Exercise objective: Express the rows below as a JSON list of strings, one string per line, with blank lines omitted.
^^^^^^^^^^^^^^^^
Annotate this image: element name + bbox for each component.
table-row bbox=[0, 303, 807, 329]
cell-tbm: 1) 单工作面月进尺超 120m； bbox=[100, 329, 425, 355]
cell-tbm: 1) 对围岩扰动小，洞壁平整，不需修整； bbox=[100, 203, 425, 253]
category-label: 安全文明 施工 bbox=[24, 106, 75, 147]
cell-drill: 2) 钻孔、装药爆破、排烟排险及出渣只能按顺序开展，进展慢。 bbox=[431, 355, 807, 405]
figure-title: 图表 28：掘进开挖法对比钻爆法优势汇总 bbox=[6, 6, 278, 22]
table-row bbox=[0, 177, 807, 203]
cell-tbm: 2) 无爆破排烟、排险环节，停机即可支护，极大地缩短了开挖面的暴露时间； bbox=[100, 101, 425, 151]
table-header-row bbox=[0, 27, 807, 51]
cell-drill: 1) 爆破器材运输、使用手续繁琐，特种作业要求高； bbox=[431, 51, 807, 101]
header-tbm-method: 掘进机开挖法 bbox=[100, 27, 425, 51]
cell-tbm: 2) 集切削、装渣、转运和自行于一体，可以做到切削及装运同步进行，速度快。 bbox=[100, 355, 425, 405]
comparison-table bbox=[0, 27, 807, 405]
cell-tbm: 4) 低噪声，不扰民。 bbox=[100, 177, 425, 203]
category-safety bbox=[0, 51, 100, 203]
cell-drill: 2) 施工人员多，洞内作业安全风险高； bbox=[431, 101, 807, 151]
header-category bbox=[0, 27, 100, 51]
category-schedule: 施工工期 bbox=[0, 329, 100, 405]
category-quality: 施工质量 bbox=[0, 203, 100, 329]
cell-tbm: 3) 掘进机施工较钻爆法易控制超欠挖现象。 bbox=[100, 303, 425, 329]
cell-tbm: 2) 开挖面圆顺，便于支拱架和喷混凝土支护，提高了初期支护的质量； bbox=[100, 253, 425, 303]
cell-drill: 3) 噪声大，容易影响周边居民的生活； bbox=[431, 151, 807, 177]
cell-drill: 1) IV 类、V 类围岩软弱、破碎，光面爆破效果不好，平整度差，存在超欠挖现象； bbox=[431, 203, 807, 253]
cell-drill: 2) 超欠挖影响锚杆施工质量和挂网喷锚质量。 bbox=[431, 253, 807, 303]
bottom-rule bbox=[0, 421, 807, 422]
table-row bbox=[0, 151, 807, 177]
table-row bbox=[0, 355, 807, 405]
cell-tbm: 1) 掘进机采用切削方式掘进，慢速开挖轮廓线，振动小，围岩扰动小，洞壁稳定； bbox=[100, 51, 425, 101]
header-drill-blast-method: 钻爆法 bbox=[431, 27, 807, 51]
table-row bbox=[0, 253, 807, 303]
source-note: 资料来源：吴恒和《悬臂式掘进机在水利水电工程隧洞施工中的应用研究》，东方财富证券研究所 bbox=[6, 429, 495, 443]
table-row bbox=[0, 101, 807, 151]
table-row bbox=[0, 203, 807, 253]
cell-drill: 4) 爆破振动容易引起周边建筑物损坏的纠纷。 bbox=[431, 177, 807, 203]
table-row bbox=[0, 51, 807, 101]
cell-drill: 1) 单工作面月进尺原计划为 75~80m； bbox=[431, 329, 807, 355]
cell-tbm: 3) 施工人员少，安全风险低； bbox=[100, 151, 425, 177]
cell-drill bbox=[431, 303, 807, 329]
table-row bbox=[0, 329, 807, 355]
^^^^^^^^^^^^^^^^
Exercise response:
[
  "Annotate this image: element name + bbox for each component.",
  "table-row bbox=[0, 303, 807, 329]",
  "cell-tbm: 1) 单工作面月进尺超 120m； bbox=[100, 329, 425, 355]",
  "cell-tbm: 1) 对围岩扰动小，洞壁平整，不需修整； bbox=[100, 203, 425, 253]",
  "category-label: 安全文明 施工 bbox=[24, 106, 75, 147]",
  "cell-drill: 2) 钻孔、装药爆破、排烟排险及出渣只能按顺序开展，进展慢。 bbox=[431, 355, 807, 405]",
  "figure-title: 图表 28：掘进开挖法对比钻爆法优势汇总 bbox=[6, 6, 278, 22]",
  "table-row bbox=[0, 177, 807, 203]",
  "cell-tbm: 2) 无爆破排烟、排险环节，停机即可支护，极大地缩短了开挖面的暴露时间； bbox=[100, 101, 425, 151]",
  "table-header-row bbox=[0, 27, 807, 51]",
  "cell-drill: 1) 爆破器材运输、使用手续繁琐，特种作业要求高； bbox=[431, 51, 807, 101]",
  "header-tbm-method: 掘进机开挖法 bbox=[100, 27, 425, 51]",
  "cell-tbm: 2) 集切削、装渣、转运和自行于一体，可以做到切削及装运同步进行，速度快。 bbox=[100, 355, 425, 405]",
  "comparison-table bbox=[0, 27, 807, 405]",
  "cell-tbm: 4) 低噪声，不扰民。 bbox=[100, 177, 425, 203]",
  "category-safety bbox=[0, 51, 100, 203]",
  "cell-drill: 2) 施工人员多，洞内作业安全风险高； bbox=[431, 101, 807, 151]",
  "header-category bbox=[0, 27, 100, 51]",
  "category-schedule: 施工工期 bbox=[0, 329, 100, 405]",
  "category-quality: 施工质量 bbox=[0, 203, 100, 329]",
  "cell-tbm: 3) 掘进机施工较钻爆法易控制超欠挖现象。 bbox=[100, 303, 425, 329]",
  "cell-tbm: 2) 开挖面圆顺，便于支拱架和喷混凝土支护，提高了初期支护的质量； bbox=[100, 253, 425, 303]",
  "cell-drill: 3) 噪声大，容易影响周边居民的生活； bbox=[431, 151, 807, 177]",
  "cell-drill: 1) IV 类、V 类围岩软弱、破碎，光面爆破效果不好，平整度差，存在超欠挖现象； bbox=[431, 203, 807, 253]",
  "cell-drill: 2) 超欠挖影响锚杆施工质量和挂网喷锚质量。 bbox=[431, 253, 807, 303]",
  "bottom-rule bbox=[0, 421, 807, 422]",
  "table-row bbox=[0, 151, 807, 177]",
  "table-row bbox=[0, 355, 807, 405]",
  "cell-tbm: 1) 掘进机采用切削方式掘进，慢速开挖轮廓线，振动小，围岩扰动小，洞壁稳定； bbox=[100, 51, 425, 101]",
  "header-drill-blast-method: 钻爆法 bbox=[431, 27, 807, 51]",
  "table-row bbox=[0, 253, 807, 303]",
  "source-note: 资料来源：吴恒和《悬臂式掘进机在水利水电工程隧洞施工中的应用研究》，东方财富证券研究所 bbox=[6, 429, 495, 443]",
  "table-row bbox=[0, 101, 807, 151]",
  "table-row bbox=[0, 203, 807, 253]",
  "cell-drill: 4) 爆破振动容易引起周边建筑物损坏的纠纷。 bbox=[431, 177, 807, 203]",
  "table-row bbox=[0, 51, 807, 101]",
  "cell-drill: 1) 单工作面月进尺原计划为 75~80m； bbox=[431, 329, 807, 355]",
  "cell-tbm: 3) 施工人员少，安全风险低； bbox=[100, 151, 425, 177]",
  "cell-drill bbox=[431, 303, 807, 329]",
  "table-row bbox=[0, 329, 807, 355]"
]